* _Given exercise_:
Print out the material that follows word for word.

START

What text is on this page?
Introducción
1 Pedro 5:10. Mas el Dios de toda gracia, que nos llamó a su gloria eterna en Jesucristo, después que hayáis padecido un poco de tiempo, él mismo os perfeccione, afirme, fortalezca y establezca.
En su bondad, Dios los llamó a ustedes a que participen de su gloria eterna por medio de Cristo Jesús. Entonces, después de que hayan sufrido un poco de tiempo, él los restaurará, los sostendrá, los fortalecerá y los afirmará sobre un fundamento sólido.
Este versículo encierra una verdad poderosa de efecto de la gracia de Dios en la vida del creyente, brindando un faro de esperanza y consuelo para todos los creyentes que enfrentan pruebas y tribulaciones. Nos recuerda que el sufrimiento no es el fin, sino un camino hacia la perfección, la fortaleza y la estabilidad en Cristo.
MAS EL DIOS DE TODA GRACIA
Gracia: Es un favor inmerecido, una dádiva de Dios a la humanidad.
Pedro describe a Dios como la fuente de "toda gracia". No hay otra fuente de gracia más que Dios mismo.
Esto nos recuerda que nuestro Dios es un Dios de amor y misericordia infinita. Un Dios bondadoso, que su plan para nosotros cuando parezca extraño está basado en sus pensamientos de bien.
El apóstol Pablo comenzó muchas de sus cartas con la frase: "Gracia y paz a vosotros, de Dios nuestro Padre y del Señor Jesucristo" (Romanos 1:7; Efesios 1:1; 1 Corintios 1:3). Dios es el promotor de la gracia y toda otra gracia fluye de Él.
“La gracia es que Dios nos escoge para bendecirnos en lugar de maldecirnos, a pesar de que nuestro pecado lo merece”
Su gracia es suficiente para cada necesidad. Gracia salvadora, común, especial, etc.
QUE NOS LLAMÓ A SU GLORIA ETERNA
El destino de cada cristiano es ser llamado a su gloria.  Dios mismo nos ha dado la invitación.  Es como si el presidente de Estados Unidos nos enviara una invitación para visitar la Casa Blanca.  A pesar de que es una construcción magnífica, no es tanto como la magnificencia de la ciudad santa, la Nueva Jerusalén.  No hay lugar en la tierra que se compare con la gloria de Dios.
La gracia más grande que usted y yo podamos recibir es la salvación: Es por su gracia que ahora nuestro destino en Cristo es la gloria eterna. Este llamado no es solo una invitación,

END

* _Expected answer_:
What text is on this page?
Introducción
1 Pedro 5:10. Mas el Dios de toda gracia, que nos llamó a su gloria eterna en Jesucristo, después que hayáis padecido un poco de tiempo, él mismo os perfeccione, afirme, fortalezca y establezca.
En su bondad, Dios los llamó a ustedes a que participen de su gloria eterna por medio de Cristo Jesús. Entonces, después de que hayan sufrido un poco de tiempo, él los restaurará, los sostendrá, los fortalecerá y los afirmará sobre un fundamento sólido.
Este versículo encierra una verdad poderosa de efecto de la gracia de Dios en la vida del creyente, brindando un faro de esperanza y consuelo para todos los creyentes que enfrentan pruebas y tribulaciones. Nos recuerda que el sufrimiento no es el fin, sino un camino hacia la perfección, la fortaleza y la estabilidad en Cristo.
MAS EL DIOS DE TODA GRACIA
Gracia: Es un favor inmerecido, una dádiva de Dios a la humanidad.
Pedro describe a Dios como la fuente de "toda gracia". No hay otra fuente de gracia más que Dios mismo.
Esto nos recuerda que nuestro Dios es un Dios de amor y misericordia infinita. Un Dios bondadoso, que su plan para nosotros cuando parezca extraño está basado en sus pensamientos de bien.
El apóstol Pablo comenzó muchas de sus cartas con la frase: "Gracia y paz a vosotros, de Dios nuestro Padre y del Señor Jesucristo" (Romanos 1:7; Efesios 1:1; 1 Corintios 1:3). Dios es el promotor de la gracia y toda otra gracia fluye de Él.
“La gracia es que Dios nos escoge para bendecirnos en lugar de maldecirnos, a pesar de que nuestro pecado lo merece”
Su gracia es suficiente para cada necesidad. Gracia salvadora, común, especial, etc.
QUE NOS LLAMÓ A SU GLORIA ETERNA
El destino de cada cristiano es ser llamado a su gloria.  Dios mismo nos ha dado la invitación.  Es como si el presidente de Estados Unidos nos enviara una invitación para visitar la Casa Blanca.  A pesar de que es una construcción magnífica, no es tanto como la magnificencia de la ciudad santa, la Nueva Jerusalén.  No hay lugar en la tierra que se compare con la gloria de Dios.
La gracia más grande que usted y yo podamos recibir es la salvación: Es por su gracia que ahora nuestro destino en Cristo es la gloria eterna. Este llamado no es solo una invitación,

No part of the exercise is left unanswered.